> **Given records**
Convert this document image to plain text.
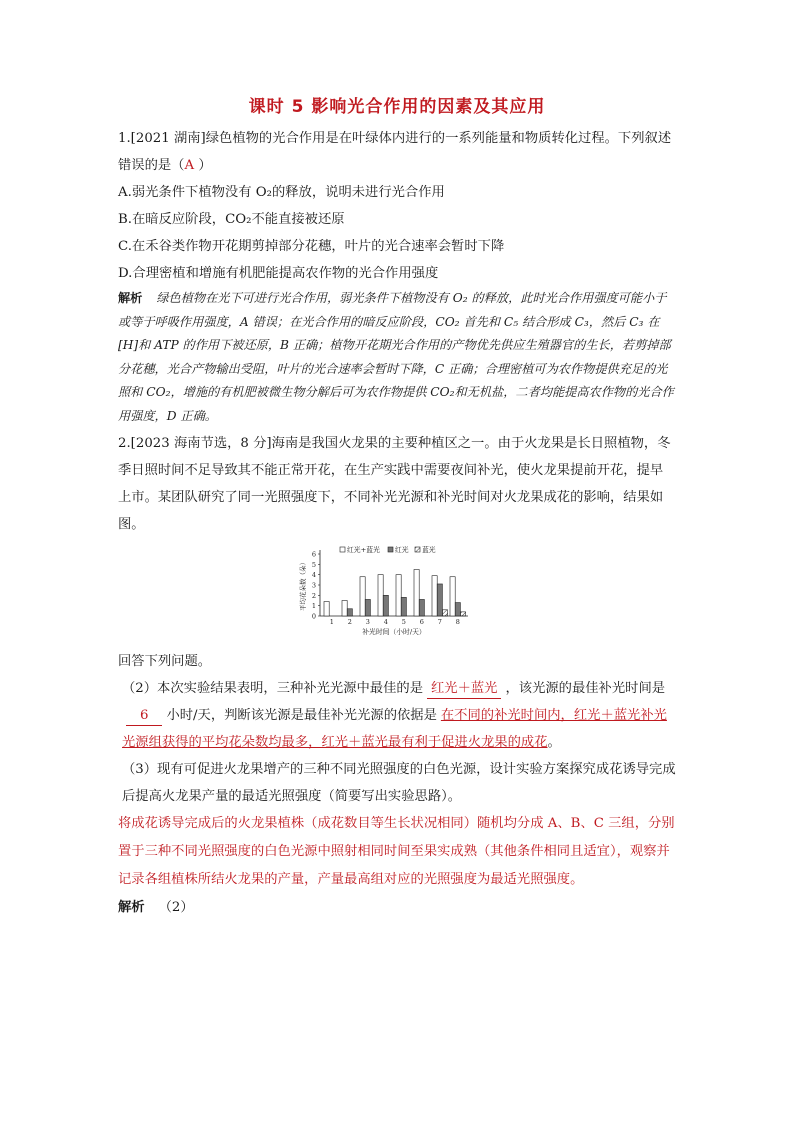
课时 5 影响光合作用的因素及其应用
1.[2021 湖南]绿色植物的光合作用是在叶绿体内进行的一系列能量和物质转化过程。下列叙述错误的是（A ）
A.弱光条件下植物没有 O₂的释放，说明未进行光合作用
B.在暗反应阶段，CO₂不能直接被还原
C.在禾谷类作物开花期剪掉部分花穗，叶片的光合速率会暂时下降
D.合理密植和增施有机肥能提高农作物的光合作用强度
解析 绿色植物在光下可进行光合作用，弱光条件下植物没有 O₂ 的释放，此时光合作用强度可能小于或等于呼吸作用强度，A 错误；在光合作用的暗反应阶段，CO₂ 首先和 C₅ 结合形成 C₃，然后 C₃ 在[H]和 ATP 的作用下被还原，B 正确；植物开花期光合作用的产物优先供应生殖器官的生长，若剪掉部分花穗，光合产物输出受阻，叶片的光合速率会暂时下降，C 正确；合理密植可为农作物提供充足的光照和 CO₂，增施的有机肥被微生物分解后可为农作物提供 CO₂和无机盐，二者均能提高农作物的光合作用强度，D 正确。
2.[2023 海南节选，8 分]海南是我国火龙果的主要种植区之一。由于火龙果是长日照植物，冬季日照时间不足导致其不能正常开花，在生产实践中需要夜间补光，使火龙果提前开花，提早上市。某团队研究了同一光照强度下，不同补光光源和补光时间对火龙果成花的影响，结果如图。
0
1
2
3
4
5
6
平均花朵数（朵）
1 2 3 4 5 6 7 8
补光时间（小时/天）
红光+蓝光 红光 蓝光
回答下列问题。
（2）本次实验结果表明，三种补光光源中最佳的是 红光＋蓝光 ，该光源的最佳补光时间是6 小时/天，判断该光源是最佳补光光源的依据是 在不同的补光时间内，红光＋蓝光补光光源组获得的平均花朵数均最多，红光＋蓝光最有利于促进火龙果的成花。
（3）现有可促进火龙果增产的三种不同光照强度的白色光源，设计实验方案探究成花诱导完成后提高火龙果产量的最适光照强度（简要写出实验思路）。
将成花诱导完成后的火龙果植株（成花数目等生长状况相同）随机均分成 A、B、C 三组，分别置于三种不同光照强度的白色光源中照射相同时间至果实成熟（其他条件相同且适宜），观察并记录各组植株所结火龙果的产量，产量最高组对应的光照强度为最适光照强度。
解析 （2）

> **Problem to solve**
Each record above should come back exactly the same, only without its pictures.

> **Finished task**
Convert this document image to plain text.
课时 5 影响光合作用的因素及其应用
1.[2021 湖南]绿色植物的光合作用是在叶绿体内进行的一系列能量和物质转化过程。下列叙述错误的是（A ）
A.弱光条件下植物没有 O₂的释放，说明未进行光合作用
B.在暗反应阶段，CO₂不能直接被还原
C.在禾谷类作物开花期剪掉部分花穗，叶片的光合速率会暂时下降
D.合理密植和增施有机肥能提高农作物的光合作用强度
解析 绿色植物在光下可进行光合作用，弱光条件下植物没有 O₂ 的释放，此时光合作用强度可能小于或等于呼吸作用强度，A 错误；在光合作用的暗反应阶段，CO₂ 首先和 C₅ 结合形成 C₃，然后 C₃ 在[H]和 ATP 的作用下被还原，B 正确；植物开花期光合作用的产物优先供应生殖器官的生长，若剪掉部分花穗，光合产物输出受阻，叶片的光合速率会暂时下降，C 正确；合理密植可为农作物提供充足的光照和 CO₂，增施的有机肥被微生物分解后可为农作物提供 CO₂和无机盐，二者均能提高农作物的光合作用强度，D 正确。
2.[2023 海南节选，8 分]海南是我国火龙果的主要种植区之一。由于火龙果是长日照植物，冬季日照时间不足导致其不能正常开花，在生产实践中需要夜间补光，使火龙果提前开花，提早上市。某团队研究了同一光照强度下，不同补光光源和补光时间对火龙果成花的影响，结果如图。
0
1
2
3
4
5
6
平均花朵数（朵）
1 2 3 4 5 6 7 8
补光时间（小时/天）
红光+蓝光 红光 蓝光
回答下列问题。
（2）本次实验结果表明，三种补光光源中最佳的是 红光＋蓝光 ，该光源的最佳补光时间是6 小时/天，判断该光源是最佳补光光源的依据是 在不同的补光时间内，红光＋蓝光补光光源组获得的平均花朵数均最多，红光＋蓝光最有利于促进火龙果的成花。
（3）现有可促进火龙果增产的三种不同光照强度的白色光源，设计实验方案探究成花诱导完成后提高火龙果产量的最适光照强度（简要写出实验思路）。
将成花诱导完成后的火龙果植株（成花数目等生长状况相同）随机均分成 A、B、C 三组，分别置于三种不同光照强度的白色光源中照射相同时间至果实成熟（其他条件相同且适宜），观察并记录各组植株所结火龙果的产量，产量最高组对应的光照强度为最适光照强度。
解析 （2）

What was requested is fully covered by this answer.